> **Problem statement**: Identify all lines of the data containing the string "لبنان" and copy them.
--- BEGIN The data ---
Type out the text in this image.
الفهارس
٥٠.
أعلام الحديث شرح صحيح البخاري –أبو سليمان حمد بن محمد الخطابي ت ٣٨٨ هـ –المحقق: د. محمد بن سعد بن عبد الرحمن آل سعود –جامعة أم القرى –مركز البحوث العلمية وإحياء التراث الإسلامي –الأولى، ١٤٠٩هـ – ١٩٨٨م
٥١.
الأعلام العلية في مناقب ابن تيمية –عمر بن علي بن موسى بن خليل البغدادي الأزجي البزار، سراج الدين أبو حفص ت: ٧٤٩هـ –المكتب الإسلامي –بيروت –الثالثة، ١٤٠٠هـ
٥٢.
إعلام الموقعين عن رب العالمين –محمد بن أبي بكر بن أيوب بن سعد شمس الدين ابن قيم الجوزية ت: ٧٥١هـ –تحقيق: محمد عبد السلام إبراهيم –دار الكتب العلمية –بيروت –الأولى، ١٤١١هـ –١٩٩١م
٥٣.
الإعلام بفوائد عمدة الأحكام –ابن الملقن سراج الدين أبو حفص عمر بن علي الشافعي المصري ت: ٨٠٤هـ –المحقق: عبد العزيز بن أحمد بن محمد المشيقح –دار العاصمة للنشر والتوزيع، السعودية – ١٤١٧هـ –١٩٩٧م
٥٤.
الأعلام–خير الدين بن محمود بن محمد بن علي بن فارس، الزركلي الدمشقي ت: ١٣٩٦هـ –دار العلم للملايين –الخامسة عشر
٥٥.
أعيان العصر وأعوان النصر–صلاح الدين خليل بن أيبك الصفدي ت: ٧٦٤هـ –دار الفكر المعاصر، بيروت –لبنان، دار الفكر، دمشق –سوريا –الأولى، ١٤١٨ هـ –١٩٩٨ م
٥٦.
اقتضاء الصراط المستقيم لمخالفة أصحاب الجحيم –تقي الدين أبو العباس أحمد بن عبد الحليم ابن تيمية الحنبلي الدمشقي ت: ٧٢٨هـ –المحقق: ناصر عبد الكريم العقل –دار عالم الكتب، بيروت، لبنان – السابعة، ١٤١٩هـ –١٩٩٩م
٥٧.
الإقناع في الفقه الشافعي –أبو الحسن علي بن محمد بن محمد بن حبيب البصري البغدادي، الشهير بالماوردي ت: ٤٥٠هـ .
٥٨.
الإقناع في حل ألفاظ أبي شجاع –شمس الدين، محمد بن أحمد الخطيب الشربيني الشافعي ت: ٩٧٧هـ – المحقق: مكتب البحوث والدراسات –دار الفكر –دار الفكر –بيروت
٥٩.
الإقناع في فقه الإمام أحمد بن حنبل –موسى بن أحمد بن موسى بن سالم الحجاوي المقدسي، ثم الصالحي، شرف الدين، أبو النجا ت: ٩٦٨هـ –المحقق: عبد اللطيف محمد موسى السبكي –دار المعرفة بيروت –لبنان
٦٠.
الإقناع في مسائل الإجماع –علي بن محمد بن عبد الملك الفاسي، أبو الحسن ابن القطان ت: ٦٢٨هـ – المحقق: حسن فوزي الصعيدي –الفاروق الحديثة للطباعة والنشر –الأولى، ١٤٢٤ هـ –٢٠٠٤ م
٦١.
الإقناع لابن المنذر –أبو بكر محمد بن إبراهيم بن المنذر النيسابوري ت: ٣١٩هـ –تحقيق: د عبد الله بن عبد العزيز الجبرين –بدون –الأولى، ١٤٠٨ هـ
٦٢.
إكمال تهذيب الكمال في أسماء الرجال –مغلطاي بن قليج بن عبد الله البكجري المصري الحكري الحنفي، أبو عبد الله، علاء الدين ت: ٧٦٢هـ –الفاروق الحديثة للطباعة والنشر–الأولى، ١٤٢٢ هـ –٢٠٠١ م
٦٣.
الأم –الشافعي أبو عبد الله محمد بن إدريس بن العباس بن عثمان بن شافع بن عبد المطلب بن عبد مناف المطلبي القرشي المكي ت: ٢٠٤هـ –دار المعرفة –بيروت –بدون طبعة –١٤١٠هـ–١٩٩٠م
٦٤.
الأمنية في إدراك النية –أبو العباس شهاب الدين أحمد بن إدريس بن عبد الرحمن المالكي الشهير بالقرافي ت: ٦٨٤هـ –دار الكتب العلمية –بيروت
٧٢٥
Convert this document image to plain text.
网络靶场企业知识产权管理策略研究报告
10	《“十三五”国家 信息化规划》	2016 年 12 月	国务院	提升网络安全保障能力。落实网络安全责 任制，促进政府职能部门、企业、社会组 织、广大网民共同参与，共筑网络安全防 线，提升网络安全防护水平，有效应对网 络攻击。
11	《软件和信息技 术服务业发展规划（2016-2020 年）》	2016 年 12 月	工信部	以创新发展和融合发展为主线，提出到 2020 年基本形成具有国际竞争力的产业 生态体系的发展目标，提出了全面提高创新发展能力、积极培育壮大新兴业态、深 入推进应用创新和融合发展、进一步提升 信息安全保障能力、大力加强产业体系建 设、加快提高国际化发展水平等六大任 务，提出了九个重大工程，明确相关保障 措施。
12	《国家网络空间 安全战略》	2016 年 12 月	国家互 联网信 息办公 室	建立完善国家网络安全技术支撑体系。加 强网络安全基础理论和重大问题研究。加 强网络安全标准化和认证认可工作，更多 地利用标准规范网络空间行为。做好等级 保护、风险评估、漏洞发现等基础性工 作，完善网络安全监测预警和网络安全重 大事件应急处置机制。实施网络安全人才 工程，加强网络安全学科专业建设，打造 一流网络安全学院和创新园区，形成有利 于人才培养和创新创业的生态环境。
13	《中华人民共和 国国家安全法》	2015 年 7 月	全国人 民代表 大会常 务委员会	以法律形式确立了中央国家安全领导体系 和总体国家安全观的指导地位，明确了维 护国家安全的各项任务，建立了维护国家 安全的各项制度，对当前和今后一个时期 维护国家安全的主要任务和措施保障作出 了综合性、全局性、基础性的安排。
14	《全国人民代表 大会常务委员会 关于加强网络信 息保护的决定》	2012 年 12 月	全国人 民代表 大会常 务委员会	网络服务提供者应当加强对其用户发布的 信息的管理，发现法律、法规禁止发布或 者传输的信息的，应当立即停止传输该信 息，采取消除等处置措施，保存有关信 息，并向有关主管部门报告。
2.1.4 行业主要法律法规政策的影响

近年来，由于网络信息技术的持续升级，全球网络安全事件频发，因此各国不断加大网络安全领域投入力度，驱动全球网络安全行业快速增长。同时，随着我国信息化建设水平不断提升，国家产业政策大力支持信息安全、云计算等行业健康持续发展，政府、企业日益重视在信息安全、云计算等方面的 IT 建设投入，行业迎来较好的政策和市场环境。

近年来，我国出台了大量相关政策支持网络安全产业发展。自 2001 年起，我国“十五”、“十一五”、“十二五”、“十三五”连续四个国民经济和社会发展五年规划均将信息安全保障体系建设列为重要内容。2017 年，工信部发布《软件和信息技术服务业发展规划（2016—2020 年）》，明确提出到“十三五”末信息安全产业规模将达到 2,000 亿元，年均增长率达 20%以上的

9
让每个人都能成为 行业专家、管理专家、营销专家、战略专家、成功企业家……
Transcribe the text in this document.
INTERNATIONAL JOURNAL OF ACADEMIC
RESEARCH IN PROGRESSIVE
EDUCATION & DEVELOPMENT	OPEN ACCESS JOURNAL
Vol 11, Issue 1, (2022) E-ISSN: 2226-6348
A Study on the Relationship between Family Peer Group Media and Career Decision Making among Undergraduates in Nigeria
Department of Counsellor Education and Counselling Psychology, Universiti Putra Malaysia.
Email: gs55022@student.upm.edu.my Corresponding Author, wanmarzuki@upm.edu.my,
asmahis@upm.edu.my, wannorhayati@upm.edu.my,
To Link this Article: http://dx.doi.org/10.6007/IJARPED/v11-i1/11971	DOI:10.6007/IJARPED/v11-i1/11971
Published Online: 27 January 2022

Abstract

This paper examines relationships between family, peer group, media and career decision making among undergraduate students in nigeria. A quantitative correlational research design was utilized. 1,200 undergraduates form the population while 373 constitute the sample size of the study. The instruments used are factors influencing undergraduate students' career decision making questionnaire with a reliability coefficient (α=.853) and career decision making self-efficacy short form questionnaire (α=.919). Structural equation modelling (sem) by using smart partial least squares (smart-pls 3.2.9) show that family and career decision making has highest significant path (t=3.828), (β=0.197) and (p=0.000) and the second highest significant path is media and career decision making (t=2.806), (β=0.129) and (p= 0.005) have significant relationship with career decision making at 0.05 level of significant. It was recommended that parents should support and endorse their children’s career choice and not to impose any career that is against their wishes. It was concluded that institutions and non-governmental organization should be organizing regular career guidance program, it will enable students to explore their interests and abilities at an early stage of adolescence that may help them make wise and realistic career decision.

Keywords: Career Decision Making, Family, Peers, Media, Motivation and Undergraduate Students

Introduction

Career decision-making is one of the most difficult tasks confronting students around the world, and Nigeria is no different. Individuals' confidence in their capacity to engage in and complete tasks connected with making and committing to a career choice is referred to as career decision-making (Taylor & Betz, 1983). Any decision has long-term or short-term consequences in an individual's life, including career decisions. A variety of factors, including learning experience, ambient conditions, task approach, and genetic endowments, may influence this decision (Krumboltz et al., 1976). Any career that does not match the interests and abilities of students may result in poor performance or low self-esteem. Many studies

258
--- END The data ---
> **Solution to this exercise**:
أعيان العصر وأعوان النصر–صلاح الدين خليل بن أيبك الصفدي ت: ٧٦٤هـ –دار الفكر المعاصر، بيروت –لبنان، دار الفكر، دمشق –سوريا –الأولى، ١٤١٨ هـ –١٩٩٨ م
اقتضاء الصراط المستقيم لمخالفة أصحاب الجحيم –تقي الدين أبو العباس أحمد بن عبد الحليم ابن تيمية الحنبلي الدمشقي ت: ٧٢٨هـ –المحقق: ناصر عبد الكريم العقل –دار عالم الكتب، بيروت، لبنان – السابعة، ١٤١٩هـ –١٩٩٩م
الإقناع في فقه الإمام أحمد بن حنبل –موسى بن أحمد بن موسى بن سالم الحجاوي المقدسي، ثم الصالحي، شرف الدين، أبو النجا ت: ٩٦٨هـ –المحقق: عبد اللطيف محمد موسى السبكي –دار المعرفة بيروت –لبنان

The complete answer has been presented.